▶ **TASK DATA**
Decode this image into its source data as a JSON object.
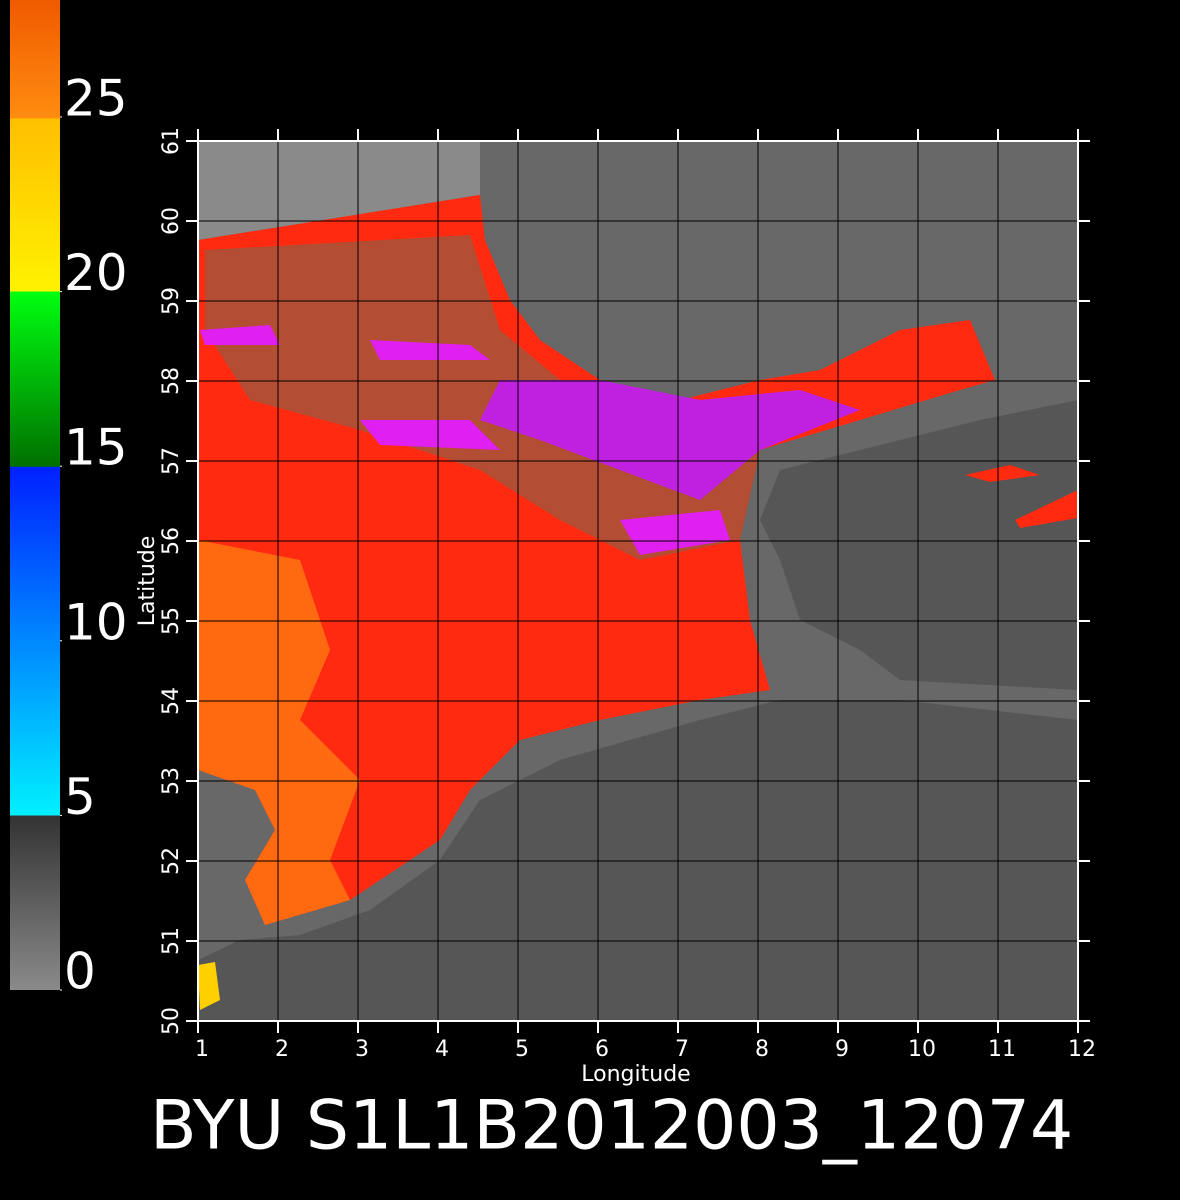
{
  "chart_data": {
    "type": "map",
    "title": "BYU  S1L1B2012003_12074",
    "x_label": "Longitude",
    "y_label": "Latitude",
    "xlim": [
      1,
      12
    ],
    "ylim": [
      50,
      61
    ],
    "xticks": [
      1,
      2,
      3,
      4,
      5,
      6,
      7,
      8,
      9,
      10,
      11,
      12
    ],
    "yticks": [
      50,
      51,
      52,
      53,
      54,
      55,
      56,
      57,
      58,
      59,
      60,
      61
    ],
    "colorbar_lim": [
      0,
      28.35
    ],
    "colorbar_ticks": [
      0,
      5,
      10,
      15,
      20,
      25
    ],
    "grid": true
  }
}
==
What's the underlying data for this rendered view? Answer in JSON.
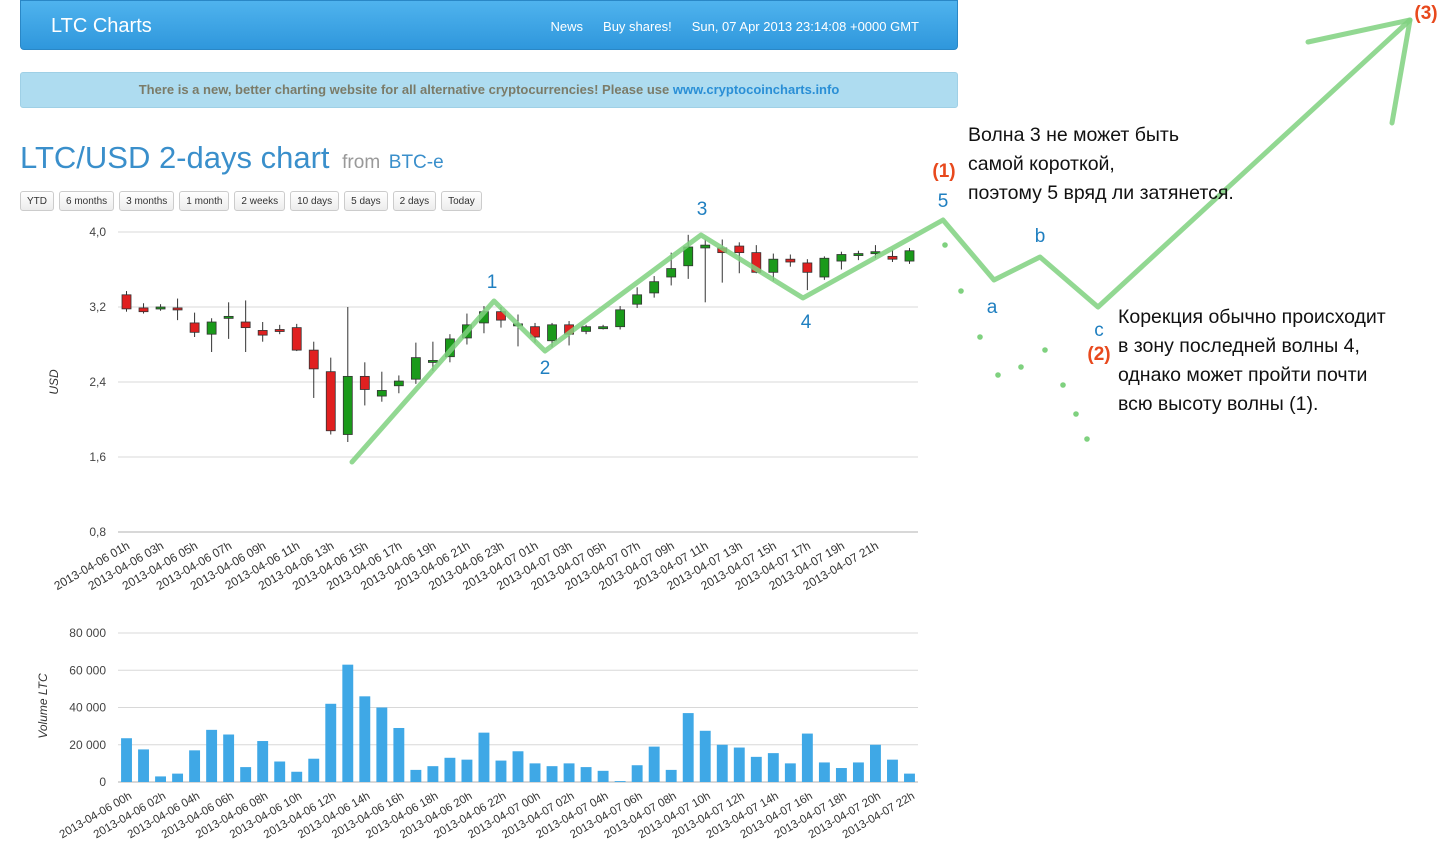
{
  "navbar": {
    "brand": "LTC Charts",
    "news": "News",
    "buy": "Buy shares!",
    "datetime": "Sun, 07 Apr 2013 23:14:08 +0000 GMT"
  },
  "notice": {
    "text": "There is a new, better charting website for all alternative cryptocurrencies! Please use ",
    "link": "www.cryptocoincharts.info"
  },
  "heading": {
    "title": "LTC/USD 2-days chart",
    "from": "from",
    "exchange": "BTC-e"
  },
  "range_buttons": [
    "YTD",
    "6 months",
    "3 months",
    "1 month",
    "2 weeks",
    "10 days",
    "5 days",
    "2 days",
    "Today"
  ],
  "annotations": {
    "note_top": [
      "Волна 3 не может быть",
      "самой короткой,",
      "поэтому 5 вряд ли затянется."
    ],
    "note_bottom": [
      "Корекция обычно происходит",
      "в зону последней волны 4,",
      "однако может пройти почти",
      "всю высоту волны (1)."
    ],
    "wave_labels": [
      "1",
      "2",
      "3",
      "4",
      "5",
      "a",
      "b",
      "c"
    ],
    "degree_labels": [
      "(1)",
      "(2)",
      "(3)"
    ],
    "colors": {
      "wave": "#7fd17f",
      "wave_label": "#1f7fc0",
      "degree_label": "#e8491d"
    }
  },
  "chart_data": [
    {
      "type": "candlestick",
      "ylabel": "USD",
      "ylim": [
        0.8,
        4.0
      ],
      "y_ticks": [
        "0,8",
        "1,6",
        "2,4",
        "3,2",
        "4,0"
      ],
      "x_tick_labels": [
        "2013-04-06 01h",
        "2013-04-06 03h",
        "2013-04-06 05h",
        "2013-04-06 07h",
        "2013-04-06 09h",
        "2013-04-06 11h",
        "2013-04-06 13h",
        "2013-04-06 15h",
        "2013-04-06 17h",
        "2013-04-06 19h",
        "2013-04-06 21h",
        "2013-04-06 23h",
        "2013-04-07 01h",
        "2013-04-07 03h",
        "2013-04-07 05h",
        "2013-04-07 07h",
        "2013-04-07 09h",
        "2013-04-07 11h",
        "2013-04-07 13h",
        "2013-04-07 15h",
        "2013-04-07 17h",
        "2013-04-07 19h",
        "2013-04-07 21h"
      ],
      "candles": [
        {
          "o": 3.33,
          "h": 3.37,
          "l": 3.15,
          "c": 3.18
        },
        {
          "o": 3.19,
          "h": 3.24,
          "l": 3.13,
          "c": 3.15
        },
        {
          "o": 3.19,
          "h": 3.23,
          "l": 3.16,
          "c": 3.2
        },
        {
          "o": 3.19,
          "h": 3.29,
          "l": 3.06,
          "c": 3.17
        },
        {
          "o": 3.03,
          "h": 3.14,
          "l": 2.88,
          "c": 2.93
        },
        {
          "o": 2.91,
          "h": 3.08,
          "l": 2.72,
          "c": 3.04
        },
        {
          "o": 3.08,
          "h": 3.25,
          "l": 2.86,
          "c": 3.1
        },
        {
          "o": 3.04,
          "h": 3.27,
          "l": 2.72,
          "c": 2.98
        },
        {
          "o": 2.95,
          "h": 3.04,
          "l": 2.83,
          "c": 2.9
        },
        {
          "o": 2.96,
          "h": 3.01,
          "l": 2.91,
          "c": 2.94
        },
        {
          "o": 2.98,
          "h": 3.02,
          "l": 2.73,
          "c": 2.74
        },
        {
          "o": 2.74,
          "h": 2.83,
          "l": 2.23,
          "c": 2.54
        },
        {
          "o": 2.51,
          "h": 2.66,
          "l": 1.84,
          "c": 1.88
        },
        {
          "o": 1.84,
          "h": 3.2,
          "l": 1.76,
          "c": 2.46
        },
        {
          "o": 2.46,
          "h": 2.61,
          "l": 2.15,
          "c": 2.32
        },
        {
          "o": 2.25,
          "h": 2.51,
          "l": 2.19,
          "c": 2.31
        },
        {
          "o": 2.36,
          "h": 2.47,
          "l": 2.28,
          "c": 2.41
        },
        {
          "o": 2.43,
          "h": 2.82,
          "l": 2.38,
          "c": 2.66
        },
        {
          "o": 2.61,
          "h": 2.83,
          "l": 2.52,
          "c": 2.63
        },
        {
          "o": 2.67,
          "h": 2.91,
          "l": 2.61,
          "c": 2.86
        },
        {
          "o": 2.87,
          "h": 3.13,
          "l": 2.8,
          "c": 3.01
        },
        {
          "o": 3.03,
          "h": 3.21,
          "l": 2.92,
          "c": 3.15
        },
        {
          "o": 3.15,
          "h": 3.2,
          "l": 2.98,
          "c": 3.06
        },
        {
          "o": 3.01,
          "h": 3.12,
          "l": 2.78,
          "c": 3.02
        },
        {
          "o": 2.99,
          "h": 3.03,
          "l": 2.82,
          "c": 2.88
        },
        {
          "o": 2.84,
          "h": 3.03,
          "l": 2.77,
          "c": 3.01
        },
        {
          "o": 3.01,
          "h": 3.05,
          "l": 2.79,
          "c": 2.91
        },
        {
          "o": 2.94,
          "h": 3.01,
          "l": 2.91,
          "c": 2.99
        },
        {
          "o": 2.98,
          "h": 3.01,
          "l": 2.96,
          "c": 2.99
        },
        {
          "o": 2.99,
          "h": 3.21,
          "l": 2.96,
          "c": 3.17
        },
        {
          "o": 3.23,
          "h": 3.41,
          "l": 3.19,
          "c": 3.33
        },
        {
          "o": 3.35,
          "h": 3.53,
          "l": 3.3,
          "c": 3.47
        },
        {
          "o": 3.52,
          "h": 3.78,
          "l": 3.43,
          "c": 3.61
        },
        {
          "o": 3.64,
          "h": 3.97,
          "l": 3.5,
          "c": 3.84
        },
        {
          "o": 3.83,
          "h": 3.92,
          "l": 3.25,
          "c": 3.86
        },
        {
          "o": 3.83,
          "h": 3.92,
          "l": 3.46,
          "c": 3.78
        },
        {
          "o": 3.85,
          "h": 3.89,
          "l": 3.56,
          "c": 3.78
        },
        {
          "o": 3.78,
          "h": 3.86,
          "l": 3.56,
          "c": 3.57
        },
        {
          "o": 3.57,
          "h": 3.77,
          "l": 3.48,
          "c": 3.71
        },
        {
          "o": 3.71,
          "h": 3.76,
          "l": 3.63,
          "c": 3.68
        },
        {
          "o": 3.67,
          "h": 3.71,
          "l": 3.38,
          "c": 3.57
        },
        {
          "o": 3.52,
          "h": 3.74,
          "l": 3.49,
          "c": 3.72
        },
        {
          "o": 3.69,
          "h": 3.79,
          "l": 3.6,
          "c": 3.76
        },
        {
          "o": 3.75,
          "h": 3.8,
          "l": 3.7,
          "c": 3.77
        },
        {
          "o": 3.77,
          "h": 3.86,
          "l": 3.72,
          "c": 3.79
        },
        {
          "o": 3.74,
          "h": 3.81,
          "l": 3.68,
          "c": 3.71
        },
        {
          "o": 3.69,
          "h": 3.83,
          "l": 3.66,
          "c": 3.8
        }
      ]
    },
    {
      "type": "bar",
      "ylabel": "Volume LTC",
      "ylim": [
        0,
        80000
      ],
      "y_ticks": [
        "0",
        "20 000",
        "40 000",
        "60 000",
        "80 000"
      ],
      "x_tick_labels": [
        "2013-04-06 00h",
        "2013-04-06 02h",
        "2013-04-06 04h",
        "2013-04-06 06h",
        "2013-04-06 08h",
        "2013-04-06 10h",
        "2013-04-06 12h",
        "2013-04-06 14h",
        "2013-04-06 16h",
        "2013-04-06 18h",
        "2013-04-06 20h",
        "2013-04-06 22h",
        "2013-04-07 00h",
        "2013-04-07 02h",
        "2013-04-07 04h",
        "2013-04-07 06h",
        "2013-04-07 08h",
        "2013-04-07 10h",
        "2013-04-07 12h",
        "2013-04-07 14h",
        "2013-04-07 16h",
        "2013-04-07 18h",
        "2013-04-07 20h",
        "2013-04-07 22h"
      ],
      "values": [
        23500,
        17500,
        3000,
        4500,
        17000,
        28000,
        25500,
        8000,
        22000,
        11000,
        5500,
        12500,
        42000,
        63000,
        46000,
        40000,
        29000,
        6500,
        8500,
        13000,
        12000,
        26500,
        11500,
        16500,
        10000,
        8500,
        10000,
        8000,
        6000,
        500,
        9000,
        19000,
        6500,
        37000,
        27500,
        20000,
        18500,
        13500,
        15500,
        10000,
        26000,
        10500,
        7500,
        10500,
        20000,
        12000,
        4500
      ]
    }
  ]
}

▶ **CHALLENGE**
Filter the entries above down to the lines containing the word "this".

▶ **EXERCISE RESPONSE**
Decode this image into its source data as a JSON object.
What's the underlying data for this rendered view? Answer in JSON.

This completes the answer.